Written request: The exercise asks you to copy every line below in which "label" appears.

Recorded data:

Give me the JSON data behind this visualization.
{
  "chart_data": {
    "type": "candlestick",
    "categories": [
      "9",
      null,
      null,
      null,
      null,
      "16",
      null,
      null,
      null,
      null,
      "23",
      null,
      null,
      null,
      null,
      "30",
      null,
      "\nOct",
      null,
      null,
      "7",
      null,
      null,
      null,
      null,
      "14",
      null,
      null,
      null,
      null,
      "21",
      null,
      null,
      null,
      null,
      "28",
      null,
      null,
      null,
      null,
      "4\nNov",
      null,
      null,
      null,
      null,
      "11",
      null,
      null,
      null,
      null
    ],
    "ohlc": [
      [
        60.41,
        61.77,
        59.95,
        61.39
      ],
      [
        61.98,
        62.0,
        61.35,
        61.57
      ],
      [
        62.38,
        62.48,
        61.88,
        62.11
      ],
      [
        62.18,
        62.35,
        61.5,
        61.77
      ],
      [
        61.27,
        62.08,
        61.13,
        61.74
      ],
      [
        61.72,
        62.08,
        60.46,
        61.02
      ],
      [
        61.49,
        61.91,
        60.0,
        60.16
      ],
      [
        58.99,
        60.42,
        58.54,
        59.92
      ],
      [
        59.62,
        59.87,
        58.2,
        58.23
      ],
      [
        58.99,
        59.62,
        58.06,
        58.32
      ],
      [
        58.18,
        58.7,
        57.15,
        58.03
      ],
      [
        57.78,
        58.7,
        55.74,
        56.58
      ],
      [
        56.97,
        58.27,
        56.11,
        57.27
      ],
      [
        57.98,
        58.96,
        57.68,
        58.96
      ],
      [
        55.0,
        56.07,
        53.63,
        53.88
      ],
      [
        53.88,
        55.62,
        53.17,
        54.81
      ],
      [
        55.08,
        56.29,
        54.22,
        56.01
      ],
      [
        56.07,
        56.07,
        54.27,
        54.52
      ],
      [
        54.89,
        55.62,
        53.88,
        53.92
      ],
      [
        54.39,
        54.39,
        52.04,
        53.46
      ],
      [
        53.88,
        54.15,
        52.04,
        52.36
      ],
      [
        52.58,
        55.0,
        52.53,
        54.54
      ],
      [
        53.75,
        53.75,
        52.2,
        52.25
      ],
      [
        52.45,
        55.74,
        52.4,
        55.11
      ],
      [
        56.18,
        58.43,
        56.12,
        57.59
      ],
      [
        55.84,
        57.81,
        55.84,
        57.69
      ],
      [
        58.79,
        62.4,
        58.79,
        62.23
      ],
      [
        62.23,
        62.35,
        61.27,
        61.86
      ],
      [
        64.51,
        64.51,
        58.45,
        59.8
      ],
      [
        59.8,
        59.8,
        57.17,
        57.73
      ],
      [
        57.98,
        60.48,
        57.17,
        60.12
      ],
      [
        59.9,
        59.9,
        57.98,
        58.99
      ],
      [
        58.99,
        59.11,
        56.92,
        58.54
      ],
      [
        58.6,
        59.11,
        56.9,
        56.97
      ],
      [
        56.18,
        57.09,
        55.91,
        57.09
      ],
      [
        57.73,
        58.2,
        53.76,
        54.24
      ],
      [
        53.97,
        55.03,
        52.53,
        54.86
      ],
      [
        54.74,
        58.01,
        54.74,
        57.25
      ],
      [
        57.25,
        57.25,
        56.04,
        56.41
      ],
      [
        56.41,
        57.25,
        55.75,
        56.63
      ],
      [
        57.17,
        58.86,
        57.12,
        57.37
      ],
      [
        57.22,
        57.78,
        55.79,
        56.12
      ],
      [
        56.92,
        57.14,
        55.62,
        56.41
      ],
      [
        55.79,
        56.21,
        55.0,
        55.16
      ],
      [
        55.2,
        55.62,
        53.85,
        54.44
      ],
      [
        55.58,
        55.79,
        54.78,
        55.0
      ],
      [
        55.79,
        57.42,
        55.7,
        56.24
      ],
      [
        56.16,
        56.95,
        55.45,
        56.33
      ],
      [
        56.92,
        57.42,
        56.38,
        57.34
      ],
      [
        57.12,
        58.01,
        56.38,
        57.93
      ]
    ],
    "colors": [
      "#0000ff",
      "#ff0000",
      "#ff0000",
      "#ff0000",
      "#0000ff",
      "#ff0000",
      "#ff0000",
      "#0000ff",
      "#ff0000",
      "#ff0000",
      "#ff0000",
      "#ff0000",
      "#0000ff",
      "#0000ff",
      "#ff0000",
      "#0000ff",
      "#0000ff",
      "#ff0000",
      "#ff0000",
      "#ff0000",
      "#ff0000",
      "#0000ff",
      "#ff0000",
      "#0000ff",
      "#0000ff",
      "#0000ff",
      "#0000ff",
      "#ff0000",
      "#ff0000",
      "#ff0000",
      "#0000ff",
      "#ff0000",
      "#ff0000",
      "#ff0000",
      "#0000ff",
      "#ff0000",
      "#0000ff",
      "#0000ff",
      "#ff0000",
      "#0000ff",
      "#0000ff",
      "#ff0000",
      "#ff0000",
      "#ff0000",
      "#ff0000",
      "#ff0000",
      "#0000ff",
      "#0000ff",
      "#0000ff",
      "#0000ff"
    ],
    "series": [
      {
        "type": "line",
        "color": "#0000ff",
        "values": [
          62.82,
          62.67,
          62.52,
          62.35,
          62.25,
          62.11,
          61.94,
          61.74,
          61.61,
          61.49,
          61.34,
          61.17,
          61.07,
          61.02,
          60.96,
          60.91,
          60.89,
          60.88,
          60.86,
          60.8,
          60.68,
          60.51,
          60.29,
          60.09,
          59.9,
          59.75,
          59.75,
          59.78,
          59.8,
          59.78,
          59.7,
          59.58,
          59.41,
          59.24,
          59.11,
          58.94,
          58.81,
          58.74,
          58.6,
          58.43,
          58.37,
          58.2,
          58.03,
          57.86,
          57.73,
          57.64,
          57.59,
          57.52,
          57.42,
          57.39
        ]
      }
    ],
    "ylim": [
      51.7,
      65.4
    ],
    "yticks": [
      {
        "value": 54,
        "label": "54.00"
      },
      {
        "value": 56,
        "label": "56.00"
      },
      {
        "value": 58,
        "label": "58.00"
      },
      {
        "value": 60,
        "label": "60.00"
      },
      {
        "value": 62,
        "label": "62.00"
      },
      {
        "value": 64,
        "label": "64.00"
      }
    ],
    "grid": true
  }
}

Output for this task:
        "label": "54.00"
        "label": "56.00"
        "label": "58.00"
        "label": "60.00"
        "label": "62.00"
        "label": "64.00"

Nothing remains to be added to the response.